MKTG NaM - pasek na kartach artykułów

Kiedy rozpadnie się koalicja PiS-LPR-Samoobrona?

Witold Pustułka , (tm)
Tak zaczynała się koalicja – od podpisania paktu stabilizacyjnego w lutym tego roku.  Fot. D. Golik/Fotorzepa
Tak zaczynała się koalicja – od podpisania paktu stabilizacyjnego w lutym tego roku. Fot. D. Golik/Fotorzepa
Lada chwila w polskiej polityce może dojść do kolejnego przesilenia. Premier Jarosław Kaczyński oraz Prawo i Sprawiedliwość mają już bowiem dość współpracy z Ligą Polskich Rodzin i Samoobroną, które kolejnymi aferami ...

Lada chwila w polskiej polityce może dojść do kolejnego przesilenia. Premier Jarosław Kaczyński oraz Prawo i Sprawiedliwość mają już bowiem dość współpracy z Ligą Polskich Rodzin i Samoobroną, które kolejnymi aferami kompromitują koalicję. W tej sytuacji PiS ma nadzieję, że uda mu się przekonać Jana Rokitę, aby z grupą 30-40 posłów wyszedł z Platformy i wsparł rząd Kaczyńskiego. Kolejnym filarem ewentualnej nowej koalicji może być PSL.

Ubiegłotygodniowa afera z ujawnieniem taśm neofasztowskiej imprezy przybudówki LPR - Młodzieży Wszechpolskiej, a przede wszystkim najświeższa sprawa seksualnego skandalu wewnątrz Samoobrony, prawdopodobnie przesądziły o definitywnym końcu współpracy Prawa i Sprawiedliwości z tzw. "przystawkami" - czyli partiami Romana Giertycha oraz Andrzeja Leppera. Tym bardziej, że - jak pokazały ostatnie wybory samorządowe - PiS w praktyce przejął elektorat tych ugrupowań. Premier na razie nie wypowiada się oficjalnie na temat zerwania umowy koalicyjnej, ale jego rzecznik i jeden z najbliższych współpracowników Jan Dziedziczak komentując informacje na temat skandalu powiedział, że "szef rządu nie zamierza pracować z osobami, które dopuściłyby się takich zachowań. Czekamy na ustalenia prokuratury". Te słowa interpretować można jednoznacznie - los trumwiratu PiS-LPR-Samoobrona jest praktycznie przesądzony.

- Premier już od kilku tygodni ma dość "przystawek" i na pewno wykorzysta te dwie afery do pozbycia się ich z koalicji - mówi nam jeden ze śląskich posłów PiS. - To świetny polityk, dlatego doskonale rozumie, że afery wewnątrz Samoobrony oraz LPR rykoszetem mogą uderzyć w nas.

→ Dostarczone dane:
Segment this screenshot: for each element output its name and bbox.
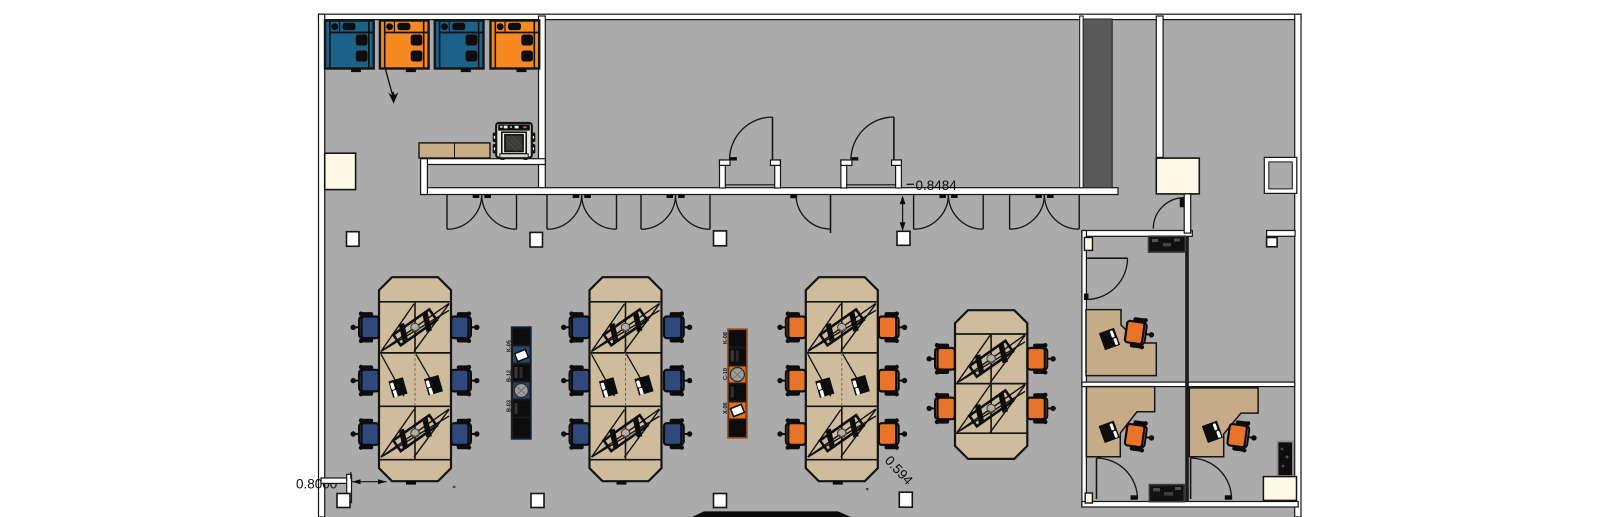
svg-text:K-08: K-08 — [723, 332, 729, 344]
svg-text:B-03: B-03 — [507, 400, 513, 412]
svg-text:0.8484: 0.8484 — [916, 178, 958, 193]
svg-text:C-10: C-10 — [723, 368, 729, 380]
svg-text:K-05: K-05 — [507, 340, 513, 352]
svg-text:B-12: B-12 — [507, 370, 513, 382]
svg-text:X-06: X-06 — [723, 402, 729, 414]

→ Zadanie pisemne 1:
Z iloma posłami, według artykułu o koalicji PiS-LPR-Samoobrona, Jan Rokita miałby wyjść z Platformy, aby wesprzeć rząd Kaczyńskiego?
→ Zadanie pisemne 2:
Proszę kontynuować artykuł o koalicji PiS-LPR-Samoobrona, zaczynając zaraz po jego ostatnim zdaniu.
Rekordy nie mają tu żadnego znaczenia.

→ Odpowiedź pisemna 1:
Z grupą od 30 do 40 posłów.

→ Odpowiedź pisemna 2:
Prawo i Sprawiedliwość będzie musiało poszukać w tej sytuacji nowej większości, bo należy wątpić, aby obecny układ rządzący przetrwał do styczniowego głosowania nad budżetem państwa na 2007 rok. Najprostszym i najbardziej honorowym wyjściem dla PiS-u byłoby przekonanie skłóconego z Donaldem Tuskiem Jana Rokity do wyprowadzenia z Klubu Parlamentarnego Platformy Obywatelskiej grupy 30-40 posłów. Rokita jest jednak politycznym "solistą" i w macierzystym ugrupowaniu trudno będzie mu uzbierać tylu sprzymierzeńców. Publiczną tajemnicą jest, że wykorzystując swoją przewagę intelektualną, lekceważy on innych posłów, a z niektórymi, tymi którzy nie odgrywają ważnej roli, praktycznie w ogóle nie rozmawia.

- To tylko teoretyczne rozważania, bo osobiście nie wierzę, że tyle osób mogłoby opuścić nasz Klub. To wręcz nieprawdopodobne - przekonuje poseł Tomasz Tomczykiewicz, wiceprzewodniczący Platformy Obywatelskiej.

Wewnątrz PO opozycja wobec Tuska jest jednak coraz silniejsza - wielu posłów ma mu za złe, że rządzi on twardą ręką, a do podejmowania najważniejszych decyzji dopuszcza tylko kilku najbliższych współpracowników. Posłowie PO, którzy byliby nawet skłonni do wyjścia ze swojego klubu, muszą mieć jednak gwarancje dotyczące swojej przyszłości politycznej, a takich nikt nie może im zapewnić.

Nawet jak PiS-owi uda się pozyskać grupę posłów PO, to wciąż nie będzie mieć większości. Dlatego liderzy tej partii chcą powrócić do rozmów z PSL. Waldemar Pawlak, stary polityczny wyjadacz, nie zamierza się jednak tanio sprzedać, bo doskonale wie, ilu wyborców w koalicji z PiS straciła konkurencyjna Samoobrona.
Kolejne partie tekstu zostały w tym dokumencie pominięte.